BEGIN PROVIDED RECORDS

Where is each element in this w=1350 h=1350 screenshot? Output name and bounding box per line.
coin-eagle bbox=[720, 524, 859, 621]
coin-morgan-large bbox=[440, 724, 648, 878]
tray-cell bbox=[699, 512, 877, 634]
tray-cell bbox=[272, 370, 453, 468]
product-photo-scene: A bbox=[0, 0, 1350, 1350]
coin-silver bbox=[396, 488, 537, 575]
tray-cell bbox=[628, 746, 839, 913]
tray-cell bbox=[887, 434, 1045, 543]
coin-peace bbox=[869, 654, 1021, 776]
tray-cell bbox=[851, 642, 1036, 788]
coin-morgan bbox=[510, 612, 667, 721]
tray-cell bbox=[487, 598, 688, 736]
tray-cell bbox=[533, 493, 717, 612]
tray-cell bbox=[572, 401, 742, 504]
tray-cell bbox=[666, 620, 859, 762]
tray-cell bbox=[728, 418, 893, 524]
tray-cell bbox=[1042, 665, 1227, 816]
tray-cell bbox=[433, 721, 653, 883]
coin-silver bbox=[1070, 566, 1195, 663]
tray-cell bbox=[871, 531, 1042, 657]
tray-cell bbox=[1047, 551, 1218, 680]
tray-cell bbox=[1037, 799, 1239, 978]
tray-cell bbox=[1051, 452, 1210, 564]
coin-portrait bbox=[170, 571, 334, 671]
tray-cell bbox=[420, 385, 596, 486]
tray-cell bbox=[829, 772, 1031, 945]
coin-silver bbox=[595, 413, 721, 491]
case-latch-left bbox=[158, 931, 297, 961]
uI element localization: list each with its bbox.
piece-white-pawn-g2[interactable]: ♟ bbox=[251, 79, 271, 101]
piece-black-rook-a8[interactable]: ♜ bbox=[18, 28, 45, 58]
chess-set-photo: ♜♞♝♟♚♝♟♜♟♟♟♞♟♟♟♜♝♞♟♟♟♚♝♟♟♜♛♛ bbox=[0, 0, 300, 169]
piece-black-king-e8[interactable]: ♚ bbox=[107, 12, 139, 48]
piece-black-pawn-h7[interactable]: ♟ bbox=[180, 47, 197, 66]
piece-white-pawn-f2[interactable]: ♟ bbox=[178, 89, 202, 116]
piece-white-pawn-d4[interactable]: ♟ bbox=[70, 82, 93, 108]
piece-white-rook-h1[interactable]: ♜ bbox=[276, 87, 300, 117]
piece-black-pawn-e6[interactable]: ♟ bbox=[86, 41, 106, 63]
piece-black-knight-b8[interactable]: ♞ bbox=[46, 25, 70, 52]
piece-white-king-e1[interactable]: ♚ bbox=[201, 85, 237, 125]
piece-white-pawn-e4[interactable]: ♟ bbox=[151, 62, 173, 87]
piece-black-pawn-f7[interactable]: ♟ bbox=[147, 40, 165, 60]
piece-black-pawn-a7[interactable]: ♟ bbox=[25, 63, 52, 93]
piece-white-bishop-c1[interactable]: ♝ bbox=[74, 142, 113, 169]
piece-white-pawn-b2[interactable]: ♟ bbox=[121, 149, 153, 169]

END PROVIDED RECORDS

◆ REQUIRED WORK: Change every "interactable" in the data above to "clickable", and reproduce all other lines without alteration.

◆ RESULT OF THE EXERCISE:
Where is each element in this w=1350 h=1350 screenshot? Output name and bounding box per line.
coin-eagle bbox=[720, 524, 859, 621]
coin-morgan-large bbox=[440, 724, 648, 878]
tray-cell bbox=[699, 512, 877, 634]
tray-cell bbox=[272, 370, 453, 468]
product-photo-scene: A bbox=[0, 0, 1350, 1350]
coin-silver bbox=[396, 488, 537, 575]
tray-cell bbox=[628, 746, 839, 913]
tray-cell bbox=[887, 434, 1045, 543]
coin-peace bbox=[869, 654, 1021, 776]
tray-cell bbox=[851, 642, 1036, 788]
coin-morgan bbox=[510, 612, 667, 721]
tray-cell bbox=[487, 598, 688, 736]
tray-cell bbox=[533, 493, 717, 612]
tray-cell bbox=[572, 401, 742, 504]
tray-cell bbox=[666, 620, 859, 762]
tray-cell bbox=[728, 418, 893, 524]
tray-cell bbox=[1042, 665, 1227, 816]
tray-cell bbox=[433, 721, 653, 883]
coin-silver bbox=[1070, 566, 1195, 663]
tray-cell bbox=[871, 531, 1042, 657]
tray-cell bbox=[1047, 551, 1218, 680]
tray-cell bbox=[1037, 799, 1239, 978]
tray-cell bbox=[1051, 452, 1210, 564]
coin-portrait bbox=[170, 571, 334, 671]
tray-cell bbox=[420, 385, 596, 486]
tray-cell bbox=[829, 772, 1031, 945]
coin-silver bbox=[595, 413, 721, 491]
case-latch-left bbox=[158, 931, 297, 961]
uI element localization: list each with its bbox.
piece-white-pawn-g2[clickable]: ♟ bbox=[251, 79, 271, 101]
piece-black-rook-a8[clickable]: ♜ bbox=[18, 28, 45, 58]
chess-set-photo: ♜♞♝♟♚♝♟♜♟♟♟♞♟♟♟♜♝♞♟♟♟♚♝♟♟♜♛♛ bbox=[0, 0, 300, 169]
piece-black-king-e8[clickable]: ♚ bbox=[107, 12, 139, 48]
piece-black-pawn-h7[clickable]: ♟ bbox=[180, 47, 197, 66]
piece-white-pawn-f2[clickable]: ♟ bbox=[178, 89, 202, 116]
piece-white-pawn-d4[clickable]: ♟ bbox=[70, 82, 93, 108]
piece-white-rook-h1[clickable]: ♜ bbox=[276, 87, 300, 117]
piece-black-pawn-e6[clickable]: ♟ bbox=[86, 41, 106, 63]
piece-black-knight-b8[clickable]: ♞ bbox=[46, 25, 70, 52]
piece-white-king-e1[clickable]: ♚ bbox=[201, 85, 237, 125]
piece-white-pawn-e4[clickable]: ♟ bbox=[151, 62, 173, 87]
piece-black-pawn-f7[clickable]: ♟ bbox=[147, 40, 165, 60]
piece-black-pawn-a7[clickable]: ♟ bbox=[25, 63, 52, 93]
piece-white-bishop-c1[clickable]: ♝ bbox=[74, 142, 113, 169]
piece-white-pawn-b2[clickable]: ♟ bbox=[121, 149, 153, 169]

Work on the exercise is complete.